### Short exercise
Transcribe the material below exactly as it appears.
start Data to process
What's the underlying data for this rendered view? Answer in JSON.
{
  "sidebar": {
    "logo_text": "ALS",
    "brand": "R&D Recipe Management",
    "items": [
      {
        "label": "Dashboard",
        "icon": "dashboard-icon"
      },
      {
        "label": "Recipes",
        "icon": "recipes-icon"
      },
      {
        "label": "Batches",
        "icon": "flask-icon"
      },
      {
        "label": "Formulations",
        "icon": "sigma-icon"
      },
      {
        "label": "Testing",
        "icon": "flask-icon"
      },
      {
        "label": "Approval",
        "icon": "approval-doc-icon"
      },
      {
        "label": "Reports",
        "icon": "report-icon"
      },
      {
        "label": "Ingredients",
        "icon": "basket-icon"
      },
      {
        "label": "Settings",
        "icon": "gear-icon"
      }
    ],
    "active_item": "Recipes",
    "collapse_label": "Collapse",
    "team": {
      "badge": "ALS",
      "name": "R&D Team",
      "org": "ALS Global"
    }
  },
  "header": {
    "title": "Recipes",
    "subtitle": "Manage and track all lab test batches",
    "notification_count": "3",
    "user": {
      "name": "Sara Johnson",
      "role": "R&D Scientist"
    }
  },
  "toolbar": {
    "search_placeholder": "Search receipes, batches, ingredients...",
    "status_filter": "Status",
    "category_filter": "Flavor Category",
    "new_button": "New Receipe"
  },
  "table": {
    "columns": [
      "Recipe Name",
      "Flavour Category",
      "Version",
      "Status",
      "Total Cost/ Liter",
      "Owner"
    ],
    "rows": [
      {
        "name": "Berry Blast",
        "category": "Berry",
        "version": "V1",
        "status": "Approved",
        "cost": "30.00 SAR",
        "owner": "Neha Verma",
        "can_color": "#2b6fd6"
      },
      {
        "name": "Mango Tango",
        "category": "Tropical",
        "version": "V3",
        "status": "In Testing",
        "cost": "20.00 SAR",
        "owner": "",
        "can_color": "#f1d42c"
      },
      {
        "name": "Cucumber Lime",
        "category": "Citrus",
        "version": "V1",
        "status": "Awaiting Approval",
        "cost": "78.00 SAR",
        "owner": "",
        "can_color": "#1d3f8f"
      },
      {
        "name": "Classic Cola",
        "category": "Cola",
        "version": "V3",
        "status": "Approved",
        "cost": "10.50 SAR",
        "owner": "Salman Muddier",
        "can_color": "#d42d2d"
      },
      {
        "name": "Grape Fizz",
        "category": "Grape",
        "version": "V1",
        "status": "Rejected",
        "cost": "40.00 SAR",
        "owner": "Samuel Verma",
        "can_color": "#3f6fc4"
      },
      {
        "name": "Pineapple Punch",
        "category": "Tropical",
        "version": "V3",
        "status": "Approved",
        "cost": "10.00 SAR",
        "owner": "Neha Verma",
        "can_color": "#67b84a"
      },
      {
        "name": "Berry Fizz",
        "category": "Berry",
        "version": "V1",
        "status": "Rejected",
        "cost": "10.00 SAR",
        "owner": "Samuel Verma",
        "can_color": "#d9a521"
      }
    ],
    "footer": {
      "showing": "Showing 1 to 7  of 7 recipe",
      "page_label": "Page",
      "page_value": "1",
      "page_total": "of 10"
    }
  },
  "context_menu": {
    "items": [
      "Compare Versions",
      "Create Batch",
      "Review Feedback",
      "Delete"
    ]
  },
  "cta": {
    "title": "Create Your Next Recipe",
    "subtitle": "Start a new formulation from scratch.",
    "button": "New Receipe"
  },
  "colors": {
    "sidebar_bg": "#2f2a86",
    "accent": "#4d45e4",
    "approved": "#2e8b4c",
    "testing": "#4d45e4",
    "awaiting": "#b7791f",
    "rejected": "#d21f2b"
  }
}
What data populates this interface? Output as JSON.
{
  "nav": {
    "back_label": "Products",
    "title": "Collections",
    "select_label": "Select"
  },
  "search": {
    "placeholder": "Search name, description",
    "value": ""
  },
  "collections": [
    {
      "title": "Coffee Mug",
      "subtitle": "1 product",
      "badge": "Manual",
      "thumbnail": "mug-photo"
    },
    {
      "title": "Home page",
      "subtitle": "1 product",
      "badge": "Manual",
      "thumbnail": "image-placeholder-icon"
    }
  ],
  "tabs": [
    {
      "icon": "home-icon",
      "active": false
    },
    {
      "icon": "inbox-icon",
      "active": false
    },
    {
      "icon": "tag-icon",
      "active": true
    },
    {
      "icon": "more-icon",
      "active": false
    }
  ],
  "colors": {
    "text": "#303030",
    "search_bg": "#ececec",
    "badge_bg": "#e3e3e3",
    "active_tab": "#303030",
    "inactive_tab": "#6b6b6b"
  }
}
end Data to process
### Output for this exercise
What's the underlying data for this rendered view? Answer in JSON.
{
  "sidebar": {
    "logo_text": "ALS",
    "brand": "R&D Recipe Management",
    "items": [
      {
        "label": "Dashboard",
        "icon": "dashboard-icon"
      },
      {
        "label": "Recipes",
        "icon": "recipes-icon"
      },
      {
        "label": "Batches",
        "icon": "flask-icon"
      },
      {
        "label": "Formulations",
        "icon": "sigma-icon"
      },
      {
        "label": "Testing",
        "icon": "flask-icon"
      },
      {
        "label": "Approval",
        "icon": "approval-doc-icon"
      },
      {
        "label": "Reports",
        "icon": "report-icon"
      },
      {
        "label": "Ingredients",
        "icon": "basket-icon"
      },
      {
        "label": "Settings",
        "icon": "gear-icon"
      }
    ],
    "active_item": "Recipes",
    "collapse_label": "Collapse",
    "team": {
      "badge": "ALS",
      "name": "R&D Team",
      "org": "ALS Global"
    }
  },
  "header": {
    "title": "Recipes",
    "subtitle": "Manage and track all lab test batches",
    "notification_count": "3",
    "user": {
      "name": "Sara Johnson",
      "role": "R&D Scientist"
    }
  },
  "toolbar": {
    "search_placeholder": "Search receipes, batches, ingredients...",
    "status_filter": "Status",
    "category_filter": "Flavor Category",
    "new_button": "New Receipe"
  },
  "table": {
    "columns": [
      "Recipe Name",
      "Flavour Category",
      "Version",
      "Status",
      "Total Cost/ Liter",
      "Owner"
    ],
    "rows": [
      {
        "name": "Berry Blast",
        "category": "Berry",
        "version": "V1",
        "status": "Approved",
        "cost": "30.00 SAR",
        "owner": "Neha Verma",
        "can_color": "#2b6fd6"
      },
      {
        "name": "Mango Tango",
        "category": "Tropical",
        "version": "V3",
        "status": "In Testing",
        "cost": "20.00 SAR",
        "owner": "",
        "can_color": "#f1d42c"
      },
      {
        "name": "Cucumber Lime",
        "category": "Citrus",
        "version": "V1",
        "status": "Awaiting Approval",
        "cost": "78.00 SAR",
        "owner": "",
        "can_color": "#1d3f8f"
      },
      {
        "name": "Classic Cola",
        "category": "Cola",
        "version": "V3",
        "status": "Approved",
        "cost": "10.50 SAR",
        "owner": "Salman Muddier",
        "can_color": "#d42d2d"
      },
      {
        "name": "Grape Fizz",
        "category": "Grape",
        "version": "V1",
        "status": "Rejected",
        "cost": "40.00 SAR",
        "owner": "Samuel Verma",
        "can_color": "#3f6fc4"
      },
      {
        "name": "Pineapple Punch",
        "category": "Tropical",
        "version": "V3",
        "status": "Approved",
        "cost": "10.00 SAR",
        "owner": "Neha Verma",
        "can_color": "#67b84a"
      },
      {
        "name": "Berry Fizz",
        "category": "Berry",
        "version": "V1",
        "status": "Rejected",
        "cost": "10.00 SAR",
        "owner": "Samuel Verma",
        "can_color": "#d9a521"
      }
    ],
    "footer": {
      "showing": "Showing 1 to 7  of 7 recipe",
      "page_label": "Page",
      "page_value": "1",
      "page_total": "of 10"
    }
  },
  "context_menu": {
    "items": [
      "Compare Versions",
      "Create Batch",
      "Review Feedback",
      "Delete"
    ]
  },
  "cta": {
    "title": "Create Your Next Recipe",
    "subtitle": "Start a new formulation from scratch.",
    "button": "New Receipe"
  },
  "colors": {
    "sidebar_bg": "#2f2a86",
    "accent": "#4d45e4",
    "approved": "#2e8b4c",
    "testing": "#4d45e4",
    "awaiting": "#b7791f",
    "rejected": "#d21f2b"
  }
}
What data populates this interface? Output as JSON.
{
  "nav": {
    "back_label": "Products",
    "title": "Collections",
    "select_label": "Select"
  },
  "search": {
    "placeholder": "Search name, description",
    "value": ""
  },
  "collections": [
    {
      "title": "Coffee Mug",
      "subtitle": "1 product",
      "badge": "Manual",
      "thumbnail": "mug-photo"
    },
    {
      "title": "Home page",
      "subtitle": "1 product",
      "badge": "Manual",
      "thumbnail": "image-placeholder-icon"
    }
  ],
  "tabs": [
    {
      "icon": "home-icon",
      "active": false
    },
    {
      "icon": "inbox-icon",
      "active": false
    },
    {
      "icon": "tag-icon",
      "active": true
    },
    {
      "icon": "more-icon",
      "active": false
    }
  ],
  "colors": {
    "text": "#303030",
    "search_bg": "#ececec",
    "badge_bg": "#e3e3e3",
    "active_tab": "#303030",
    "inactive_tab": "#6b6b6b"
  }
}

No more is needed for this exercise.